**WRITTEN PROBLEM:** Across the entries, how many lines have the string "Partial" in them? Reply with only a number.

— Start —

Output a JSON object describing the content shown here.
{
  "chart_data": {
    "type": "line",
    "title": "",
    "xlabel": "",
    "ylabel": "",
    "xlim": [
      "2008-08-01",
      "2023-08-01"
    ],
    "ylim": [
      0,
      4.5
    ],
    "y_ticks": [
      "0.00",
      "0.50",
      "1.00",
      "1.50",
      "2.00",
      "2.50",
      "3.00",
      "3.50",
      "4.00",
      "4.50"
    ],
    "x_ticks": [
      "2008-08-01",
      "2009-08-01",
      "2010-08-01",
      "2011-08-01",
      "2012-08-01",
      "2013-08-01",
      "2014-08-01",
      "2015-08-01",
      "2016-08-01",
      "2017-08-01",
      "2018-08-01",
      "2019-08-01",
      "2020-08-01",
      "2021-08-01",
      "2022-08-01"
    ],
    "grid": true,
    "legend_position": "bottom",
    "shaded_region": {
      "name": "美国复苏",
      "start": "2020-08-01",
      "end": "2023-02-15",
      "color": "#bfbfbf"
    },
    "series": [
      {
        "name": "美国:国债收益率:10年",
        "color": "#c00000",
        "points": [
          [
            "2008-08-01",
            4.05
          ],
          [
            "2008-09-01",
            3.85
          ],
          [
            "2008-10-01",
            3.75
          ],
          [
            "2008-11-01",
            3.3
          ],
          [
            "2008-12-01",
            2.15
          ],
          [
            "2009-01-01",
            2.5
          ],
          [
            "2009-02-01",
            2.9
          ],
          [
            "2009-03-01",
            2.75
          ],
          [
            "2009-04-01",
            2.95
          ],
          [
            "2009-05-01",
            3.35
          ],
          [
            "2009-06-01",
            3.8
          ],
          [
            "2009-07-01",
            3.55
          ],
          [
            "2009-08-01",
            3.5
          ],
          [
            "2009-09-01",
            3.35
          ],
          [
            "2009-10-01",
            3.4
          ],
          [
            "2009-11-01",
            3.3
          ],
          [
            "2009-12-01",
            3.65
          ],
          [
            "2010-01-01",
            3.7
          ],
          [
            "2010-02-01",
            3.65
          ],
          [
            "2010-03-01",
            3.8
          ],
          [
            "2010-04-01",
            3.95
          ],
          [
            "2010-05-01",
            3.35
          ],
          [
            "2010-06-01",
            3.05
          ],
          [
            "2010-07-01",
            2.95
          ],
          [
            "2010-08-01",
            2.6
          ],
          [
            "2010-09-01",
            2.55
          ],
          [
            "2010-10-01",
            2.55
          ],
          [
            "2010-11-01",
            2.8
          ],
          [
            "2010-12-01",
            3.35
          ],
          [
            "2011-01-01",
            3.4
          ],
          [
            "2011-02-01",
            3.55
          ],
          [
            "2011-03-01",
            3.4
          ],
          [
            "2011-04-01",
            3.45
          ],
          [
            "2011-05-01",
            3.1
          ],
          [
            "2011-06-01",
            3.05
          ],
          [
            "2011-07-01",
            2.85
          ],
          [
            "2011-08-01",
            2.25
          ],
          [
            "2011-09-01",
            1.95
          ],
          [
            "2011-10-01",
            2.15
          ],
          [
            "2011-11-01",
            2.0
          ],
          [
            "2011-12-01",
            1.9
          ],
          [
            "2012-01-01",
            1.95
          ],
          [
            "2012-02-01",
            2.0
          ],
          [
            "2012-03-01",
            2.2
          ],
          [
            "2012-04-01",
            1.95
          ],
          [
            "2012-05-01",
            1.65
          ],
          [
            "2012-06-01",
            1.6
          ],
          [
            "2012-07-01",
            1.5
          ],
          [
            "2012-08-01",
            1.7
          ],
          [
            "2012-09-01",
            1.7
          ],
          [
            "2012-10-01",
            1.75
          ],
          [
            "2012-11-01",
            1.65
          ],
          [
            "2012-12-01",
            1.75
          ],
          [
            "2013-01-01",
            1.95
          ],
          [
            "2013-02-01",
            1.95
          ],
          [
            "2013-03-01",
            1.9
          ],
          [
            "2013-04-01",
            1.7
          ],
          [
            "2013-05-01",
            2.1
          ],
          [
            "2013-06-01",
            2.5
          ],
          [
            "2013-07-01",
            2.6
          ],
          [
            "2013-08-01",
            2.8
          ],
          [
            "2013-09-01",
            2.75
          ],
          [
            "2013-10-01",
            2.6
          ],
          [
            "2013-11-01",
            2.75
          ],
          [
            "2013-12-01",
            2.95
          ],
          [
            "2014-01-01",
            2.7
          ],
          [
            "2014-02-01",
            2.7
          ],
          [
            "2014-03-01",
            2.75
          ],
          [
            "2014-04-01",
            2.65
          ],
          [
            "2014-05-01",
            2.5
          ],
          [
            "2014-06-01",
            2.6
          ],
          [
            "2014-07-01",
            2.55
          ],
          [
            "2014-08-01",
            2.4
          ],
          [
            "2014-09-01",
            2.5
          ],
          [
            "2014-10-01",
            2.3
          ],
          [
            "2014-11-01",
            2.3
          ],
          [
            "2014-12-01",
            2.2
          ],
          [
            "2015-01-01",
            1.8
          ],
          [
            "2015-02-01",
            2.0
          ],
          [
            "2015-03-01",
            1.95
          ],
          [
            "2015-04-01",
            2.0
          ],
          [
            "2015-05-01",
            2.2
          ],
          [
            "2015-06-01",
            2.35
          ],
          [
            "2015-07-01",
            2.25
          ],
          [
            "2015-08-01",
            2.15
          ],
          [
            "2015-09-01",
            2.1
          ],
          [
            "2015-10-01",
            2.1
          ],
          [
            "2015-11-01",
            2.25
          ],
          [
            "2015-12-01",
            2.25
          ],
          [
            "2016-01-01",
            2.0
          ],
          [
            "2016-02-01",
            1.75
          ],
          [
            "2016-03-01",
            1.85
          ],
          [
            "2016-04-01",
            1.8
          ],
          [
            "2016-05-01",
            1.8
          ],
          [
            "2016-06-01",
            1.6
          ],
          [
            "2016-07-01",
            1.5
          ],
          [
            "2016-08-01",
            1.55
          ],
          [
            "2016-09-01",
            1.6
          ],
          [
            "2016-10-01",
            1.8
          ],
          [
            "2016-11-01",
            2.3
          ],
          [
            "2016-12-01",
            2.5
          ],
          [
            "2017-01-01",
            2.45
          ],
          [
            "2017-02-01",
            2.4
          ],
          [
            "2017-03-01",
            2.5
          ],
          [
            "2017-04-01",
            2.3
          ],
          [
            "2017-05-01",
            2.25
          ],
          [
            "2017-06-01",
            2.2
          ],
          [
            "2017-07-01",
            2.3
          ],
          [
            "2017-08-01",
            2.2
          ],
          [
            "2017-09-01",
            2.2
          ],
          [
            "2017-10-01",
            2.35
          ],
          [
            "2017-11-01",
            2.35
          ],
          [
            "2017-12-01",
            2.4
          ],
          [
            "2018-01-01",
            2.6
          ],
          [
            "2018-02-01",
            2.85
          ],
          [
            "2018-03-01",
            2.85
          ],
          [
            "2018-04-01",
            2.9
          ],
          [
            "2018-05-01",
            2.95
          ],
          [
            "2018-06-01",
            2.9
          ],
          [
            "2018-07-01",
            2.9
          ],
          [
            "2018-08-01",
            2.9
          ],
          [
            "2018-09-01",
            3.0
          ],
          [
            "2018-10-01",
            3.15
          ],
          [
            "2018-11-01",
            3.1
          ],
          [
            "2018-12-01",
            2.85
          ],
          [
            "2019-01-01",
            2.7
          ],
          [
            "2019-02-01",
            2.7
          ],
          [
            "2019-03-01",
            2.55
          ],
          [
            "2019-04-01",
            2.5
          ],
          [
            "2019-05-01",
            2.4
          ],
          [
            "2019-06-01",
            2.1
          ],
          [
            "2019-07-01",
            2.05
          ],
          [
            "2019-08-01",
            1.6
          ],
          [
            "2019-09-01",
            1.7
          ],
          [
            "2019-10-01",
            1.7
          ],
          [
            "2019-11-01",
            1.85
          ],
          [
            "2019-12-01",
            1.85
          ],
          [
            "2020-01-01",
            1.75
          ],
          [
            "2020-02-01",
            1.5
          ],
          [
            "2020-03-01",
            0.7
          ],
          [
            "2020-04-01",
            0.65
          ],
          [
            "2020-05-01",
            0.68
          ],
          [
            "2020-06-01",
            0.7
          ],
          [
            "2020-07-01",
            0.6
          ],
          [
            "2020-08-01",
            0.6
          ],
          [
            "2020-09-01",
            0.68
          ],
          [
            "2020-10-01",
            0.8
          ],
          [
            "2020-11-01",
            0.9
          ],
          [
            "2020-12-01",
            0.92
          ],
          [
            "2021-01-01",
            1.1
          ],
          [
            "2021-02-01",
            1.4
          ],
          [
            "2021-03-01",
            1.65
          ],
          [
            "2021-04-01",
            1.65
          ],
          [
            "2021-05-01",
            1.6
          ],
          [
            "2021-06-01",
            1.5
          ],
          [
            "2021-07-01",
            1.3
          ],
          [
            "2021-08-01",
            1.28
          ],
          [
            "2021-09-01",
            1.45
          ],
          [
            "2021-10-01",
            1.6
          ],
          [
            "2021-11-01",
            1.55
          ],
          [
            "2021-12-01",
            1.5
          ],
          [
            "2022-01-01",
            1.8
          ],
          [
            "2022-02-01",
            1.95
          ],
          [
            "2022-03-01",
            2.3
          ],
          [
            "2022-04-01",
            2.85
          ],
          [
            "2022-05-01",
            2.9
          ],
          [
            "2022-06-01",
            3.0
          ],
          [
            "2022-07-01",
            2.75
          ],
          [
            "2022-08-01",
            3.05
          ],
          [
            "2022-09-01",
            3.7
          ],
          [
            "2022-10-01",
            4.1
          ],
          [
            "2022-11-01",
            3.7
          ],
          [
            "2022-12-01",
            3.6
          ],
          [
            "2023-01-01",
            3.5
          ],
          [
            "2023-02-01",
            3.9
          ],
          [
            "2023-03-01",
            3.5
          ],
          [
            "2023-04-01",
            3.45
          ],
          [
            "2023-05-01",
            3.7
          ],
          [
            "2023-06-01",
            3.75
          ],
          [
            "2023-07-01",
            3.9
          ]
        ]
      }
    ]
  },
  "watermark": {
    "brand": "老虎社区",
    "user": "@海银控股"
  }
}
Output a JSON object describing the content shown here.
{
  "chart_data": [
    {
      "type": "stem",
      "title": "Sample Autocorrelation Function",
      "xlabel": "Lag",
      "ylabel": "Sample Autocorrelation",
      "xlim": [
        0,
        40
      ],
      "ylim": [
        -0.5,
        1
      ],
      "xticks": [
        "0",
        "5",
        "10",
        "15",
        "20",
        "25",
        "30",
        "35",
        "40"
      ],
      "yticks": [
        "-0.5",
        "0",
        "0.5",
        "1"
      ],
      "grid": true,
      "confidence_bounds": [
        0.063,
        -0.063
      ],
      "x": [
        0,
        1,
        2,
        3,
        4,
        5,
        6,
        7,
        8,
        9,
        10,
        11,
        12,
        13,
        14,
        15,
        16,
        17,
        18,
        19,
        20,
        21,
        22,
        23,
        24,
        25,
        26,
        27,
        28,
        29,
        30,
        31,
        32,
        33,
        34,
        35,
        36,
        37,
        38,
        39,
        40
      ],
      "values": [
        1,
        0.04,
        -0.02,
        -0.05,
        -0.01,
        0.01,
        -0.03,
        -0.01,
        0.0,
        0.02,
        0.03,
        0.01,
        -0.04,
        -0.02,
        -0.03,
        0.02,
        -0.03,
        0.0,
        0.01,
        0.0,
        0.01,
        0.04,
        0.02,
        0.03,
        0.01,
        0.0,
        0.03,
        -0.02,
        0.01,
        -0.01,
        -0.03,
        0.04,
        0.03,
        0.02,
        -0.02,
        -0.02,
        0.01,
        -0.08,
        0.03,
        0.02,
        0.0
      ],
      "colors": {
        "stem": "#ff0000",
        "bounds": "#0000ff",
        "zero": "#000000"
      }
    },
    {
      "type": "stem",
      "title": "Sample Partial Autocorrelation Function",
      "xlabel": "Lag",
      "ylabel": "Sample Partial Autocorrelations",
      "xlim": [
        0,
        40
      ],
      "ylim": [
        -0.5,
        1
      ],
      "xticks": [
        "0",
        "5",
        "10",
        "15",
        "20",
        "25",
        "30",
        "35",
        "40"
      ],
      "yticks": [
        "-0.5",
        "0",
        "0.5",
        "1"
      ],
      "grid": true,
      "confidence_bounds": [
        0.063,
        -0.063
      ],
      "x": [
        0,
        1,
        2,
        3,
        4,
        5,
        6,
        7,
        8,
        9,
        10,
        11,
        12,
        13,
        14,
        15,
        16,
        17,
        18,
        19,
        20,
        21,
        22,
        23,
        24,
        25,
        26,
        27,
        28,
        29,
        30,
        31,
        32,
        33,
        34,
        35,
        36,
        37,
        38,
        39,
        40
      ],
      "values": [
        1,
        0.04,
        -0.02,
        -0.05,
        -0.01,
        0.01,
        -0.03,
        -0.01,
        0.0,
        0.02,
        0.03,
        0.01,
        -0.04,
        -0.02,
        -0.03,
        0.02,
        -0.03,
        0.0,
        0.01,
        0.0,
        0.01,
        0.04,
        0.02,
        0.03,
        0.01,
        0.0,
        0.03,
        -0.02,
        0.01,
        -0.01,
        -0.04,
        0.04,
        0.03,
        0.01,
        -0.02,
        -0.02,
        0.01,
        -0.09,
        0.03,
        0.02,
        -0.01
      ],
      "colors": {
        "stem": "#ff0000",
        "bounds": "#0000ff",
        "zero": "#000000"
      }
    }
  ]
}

— End —

**SOLUTION TO THIS TASK:** 2